Raw data:
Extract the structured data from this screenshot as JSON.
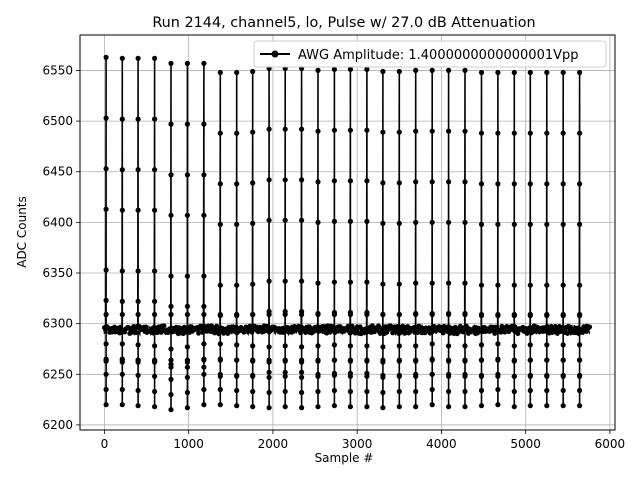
{
  "chart_data": {
    "type": "line",
    "title": "Run 2144, channel5, lo, Pulse w/ 27.0 dB Attenuation",
    "xlabel": "Sample #",
    "ylabel": "ADC Counts",
    "xlim": [
      -290,
      6060
    ],
    "ylim": [
      6195,
      6585
    ],
    "xticks": [
      0,
      1000,
      2000,
      3000,
      4000,
      5000,
      6000
    ],
    "yticks": [
      6200,
      6250,
      6300,
      6350,
      6400,
      6450,
      6500,
      6550
    ],
    "grid": true,
    "legend_position": "top-right",
    "color": "#000000",
    "series": [
      {
        "name": "AWG Amplitude: 1.4000000000000001Vpp",
        "baseline": 6294,
        "baseline_noise": 4,
        "x_range": [
          0,
          5760
        ],
        "pulse_x": [
          20,
          212,
          400,
          595,
          790,
          985,
          1180,
          1375,
          1570,
          1760,
          1955,
          2145,
          2340,
          2535,
          2730,
          2920,
          3115,
          3305,
          3500,
          3695,
          3890,
          4085,
          4280,
          4475,
          4670,
          4865,
          5055,
          5250,
          5445,
          5640
        ],
        "pulse_max": [
          6563,
          6562,
          6562,
          6562,
          6557,
          6557,
          6557,
          6548,
          6548,
          6549,
          6552,
          6552,
          6552,
          6550,
          6551,
          6551,
          6551,
          6549,
          6549,
          6550,
          6550,
          6550,
          6550,
          6548,
          6548,
          6548,
          6548,
          6548,
          6548,
          6548
        ],
        "pulse_min": [
          6220,
          6220,
          6219,
          6218,
          6215,
          6217,
          6220,
          6220,
          6219,
          6218,
          6217,
          6218,
          6217,
          6218,
          6219,
          6218,
          6218,
          6217,
          6218,
          6218,
          6220,
          6218,
          6218,
          6219,
          6220,
          6218,
          6219,
          6219,
          6219,
          6219
        ]
      }
    ]
  }
}
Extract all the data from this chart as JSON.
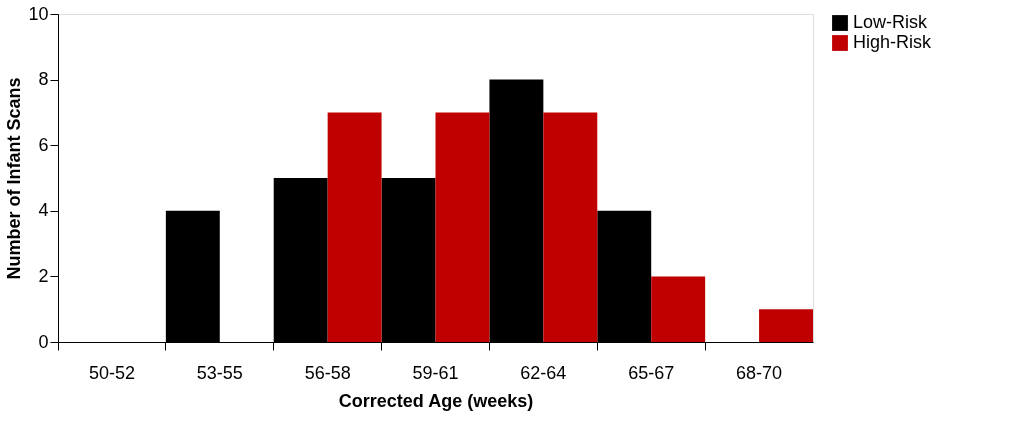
{
  "chart_data": {
    "type": "bar",
    "xlabel": "Corrected Age (weeks)",
    "ylabel": "Number of Infant Scans",
    "categories": [
      "50-52",
      "53-55",
      "56-58",
      "59-61",
      "62-64",
      "65-67",
      "68-70"
    ],
    "series": [
      {
        "name": "Low-Risk",
        "color": "#000000",
        "values": [
          0,
          4,
          5,
          5,
          8,
          4,
          0
        ]
      },
      {
        "name": "High-Risk",
        "color": "#c00000",
        "values": [
          0,
          0,
          7,
          7,
          7,
          2,
          1
        ]
      }
    ],
    "ylim": [
      0,
      10
    ],
    "yticks": [
      0,
      2,
      4,
      6,
      8,
      10
    ],
    "grid": false,
    "legend": "right"
  }
}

What you have to do: Copy each line of the records precisely and drop any images they hold.

Exercise output:
Extract the structured data from this screenshot as JSON.
{
  "chart_data": {
    "type": "line",
    "title": "Run 2144, channel5, lo, Pulse w/ 27.0 dB Attenuation",
    "xlabel": "Sample #",
    "ylabel": "ADC Counts",
    "xlim": [
      -290,
      6060
    ],
    "ylim": [
      6195,
      6585
    ],
    "xticks": [
      0,
      1000,
      2000,
      3000,
      4000,
      5000,
      6000
    ],
    "yticks": [
      6200,
      6250,
      6300,
      6350,
      6400,
      6450,
      6500,
      6550
    ],
    "grid": true,
    "legend_position": "top-right",
    "color": "#000000",
    "series": [
      {
        "name": "AWG Amplitude: 1.4000000000000001Vpp",
        "baseline": 6294,
        "baseline_noise": 4,
        "x_range": [
          0,
          5760
        ],
        "pulse_x": [
          20,
          212,
          400,
          595,
          790,
          985,
          1180,
          1375,
          1570,
          1760,
          1955,
          2145,
          2340,
          2535,
          2730,
          2920,
          3115,
          3305,
          3500,
          3695,
          3890,
          4085,
          4280,
          4475,
          4670,
          4865,
          5055,
          5250,
          5445,
          5640
        ],
        "pulse_max": [
          6563,
          6562,
          6562,
          6562,
          6557,
          6557,
          6557,
          6548,
          6548,
          6549,
          6552,
          6552,
          6552,
          6550,
          6551,
          6551,
          6551,
          6549,
          6549,
          6550,
          6550,
          6550,
          6550,
          6548,
          6548,
          6548,
          6548,
          6548,
          6548,
          6548
        ],
        "pulse_min": [
          6220,
          6220,
          6219,
          6218,
          6215,
          6217,
          6220,
          6220,
          6219,
          6218,
          6217,
          6218,
          6217,
          6218,
          6219,
          6218,
          6218,
          6217,
          6218,
          6218,
          6220,
          6218,
          6218,
          6219,
          6220,
          6218,
          6219,
          6219,
          6219,
          6219
        ]
      }
    ]
  }
}
Extract all the data from this chart as JSON.
{
  "chart_data": {
    "type": "bar",
    "xlabel": "Corrected Age (weeks)",
    "ylabel": "Number of Infant Scans",
    "categories": [
      "50-52",
      "53-55",
      "56-58",
      "59-61",
      "62-64",
      "65-67",
      "68-70"
    ],
    "series": [
      {
        "name": "Low-Risk",
        "color": "#000000",
        "values": [
          0,
          4,
          5,
          5,
          8,
          4,
          0
        ]
      },
      {
        "name": "High-Risk",
        "color": "#c00000",
        "values": [
          0,
          0,
          7,
          7,
          7,
          2,
          1
        ]
      }
    ],
    "ylim": [
      0,
      10
    ],
    "yticks": [
      0,
      2,
      4,
      6,
      8,
      10
    ],
    "grid": false,
    "legend": "right"
  }
}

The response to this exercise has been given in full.